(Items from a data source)
--

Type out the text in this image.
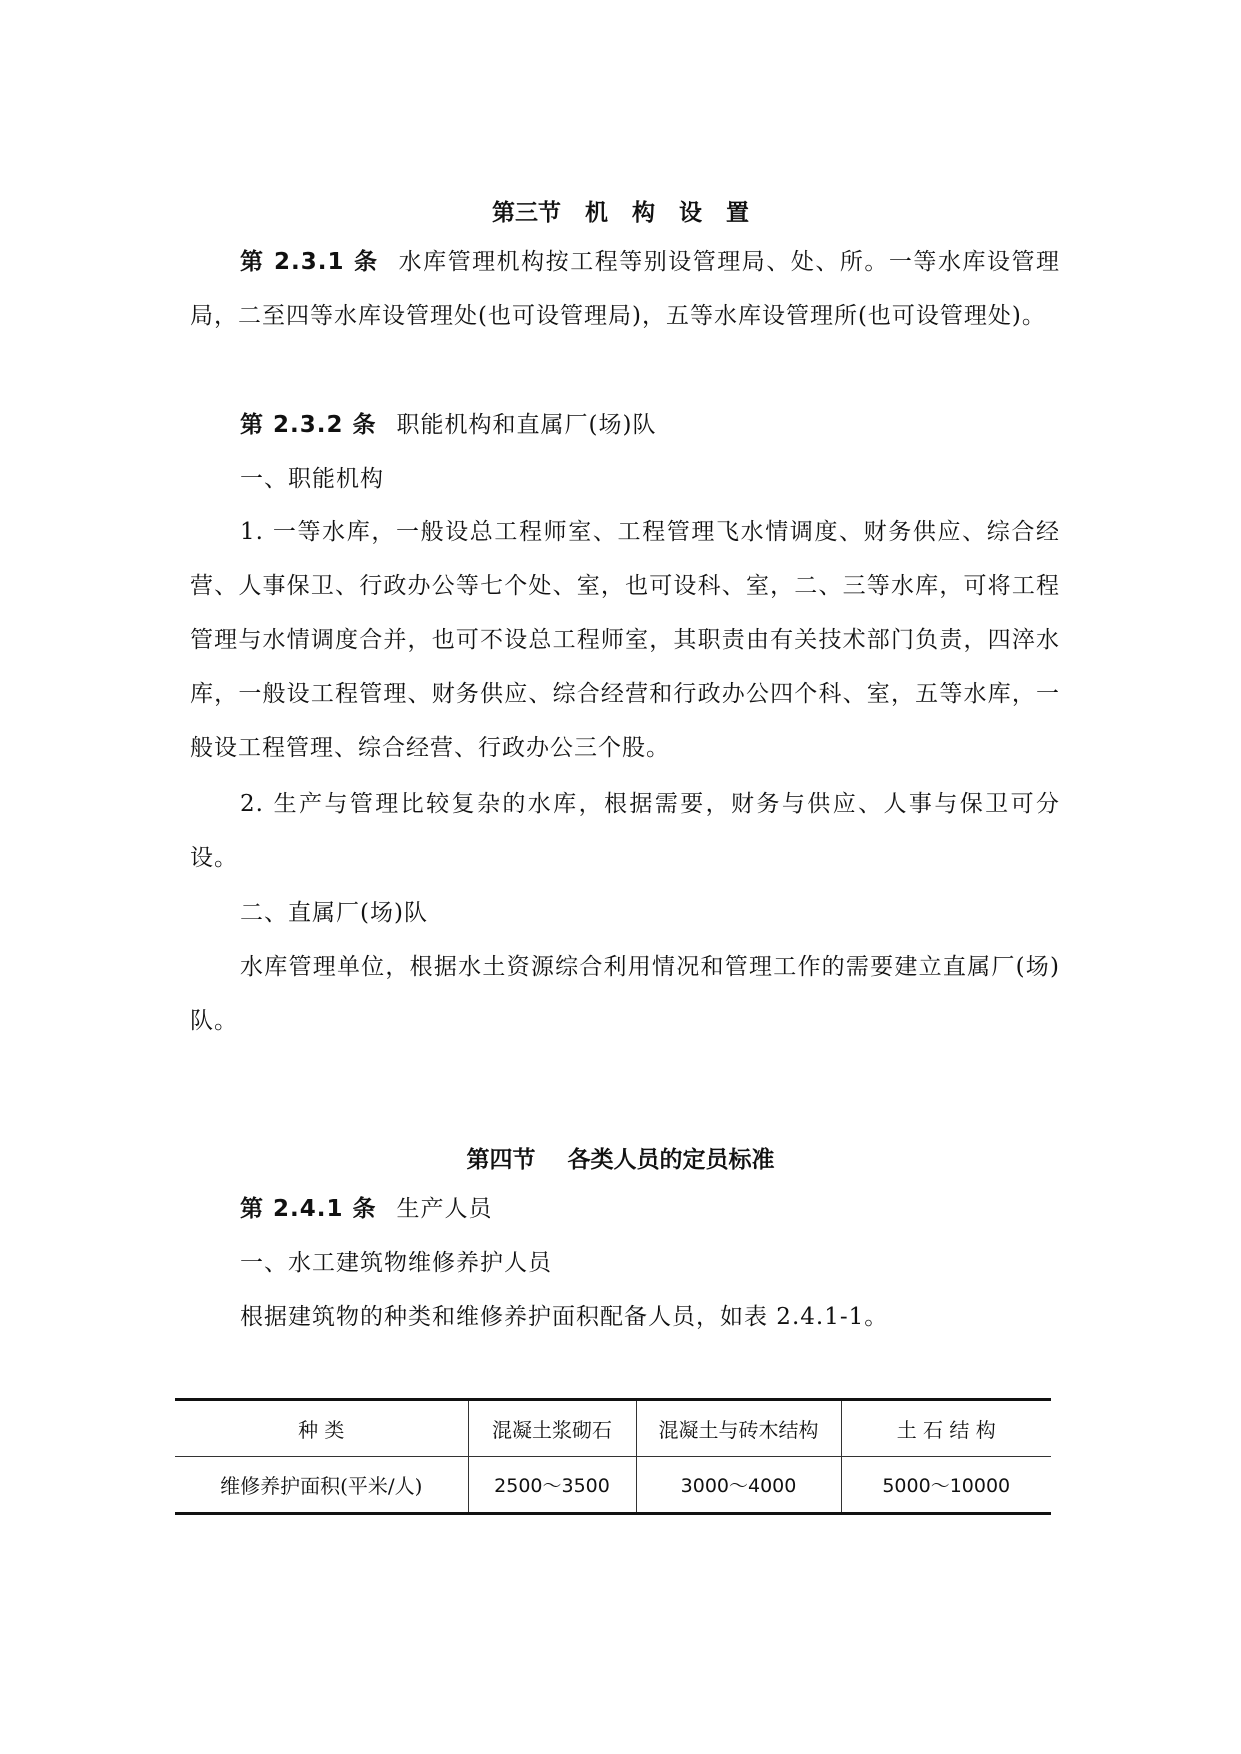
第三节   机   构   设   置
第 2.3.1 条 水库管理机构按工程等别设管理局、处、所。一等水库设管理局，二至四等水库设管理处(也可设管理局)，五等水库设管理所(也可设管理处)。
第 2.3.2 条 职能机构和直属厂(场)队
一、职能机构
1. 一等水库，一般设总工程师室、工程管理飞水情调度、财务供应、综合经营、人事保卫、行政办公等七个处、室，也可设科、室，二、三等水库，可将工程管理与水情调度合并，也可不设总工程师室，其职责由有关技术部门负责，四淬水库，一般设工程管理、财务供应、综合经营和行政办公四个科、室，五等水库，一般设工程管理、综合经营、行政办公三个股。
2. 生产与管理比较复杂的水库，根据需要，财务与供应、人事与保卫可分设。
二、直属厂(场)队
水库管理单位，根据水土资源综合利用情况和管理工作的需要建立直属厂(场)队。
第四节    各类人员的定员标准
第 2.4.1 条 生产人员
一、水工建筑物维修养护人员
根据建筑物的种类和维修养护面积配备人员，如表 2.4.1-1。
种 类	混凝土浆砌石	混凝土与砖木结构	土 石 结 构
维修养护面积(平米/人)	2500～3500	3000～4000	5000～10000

--

- EXERCISE DETAILS -
Quote every line of the records above exactly; no picture is to be copied.

- EXERCISE RESPONSE -
Type out the text in this image.
第三节   机   构   设   置
第 2.3.1 条 水库管理机构按工程等别设管理局、处、所。一等水库设管理局，二至四等水库设管理处(也可设管理局)，五等水库设管理所(也可设管理处)。
第 2.3.2 条 职能机构和直属厂(场)队
一、职能机构
1. 一等水库，一般设总工程师室、工程管理飞水情调度、财务供应、综合经营、人事保卫、行政办公等七个处、室，也可设科、室，二、三等水库，可将工程管理与水情调度合并，也可不设总工程师室，其职责由有关技术部门负责，四淬水库，一般设工程管理、财务供应、综合经营和行政办公四个科、室，五等水库，一般设工程管理、综合经营、行政办公三个股。
2. 生产与管理比较复杂的水库，根据需要，财务与供应、人事与保卫可分设。
二、直属厂(场)队
水库管理单位，根据水土资源综合利用情况和管理工作的需要建立直属厂(场)队。
第四节    各类人员的定员标准
第 2.4.1 条 生产人员
一、水工建筑物维修养护人员
根据建筑物的种类和维修养护面积配备人员，如表 2.4.1-1。
种 类	混凝土浆砌石	混凝土与砖木结构	土 石 结 构
维修养护面积(平米/人)	2500～3500	3000～4000	5000～10000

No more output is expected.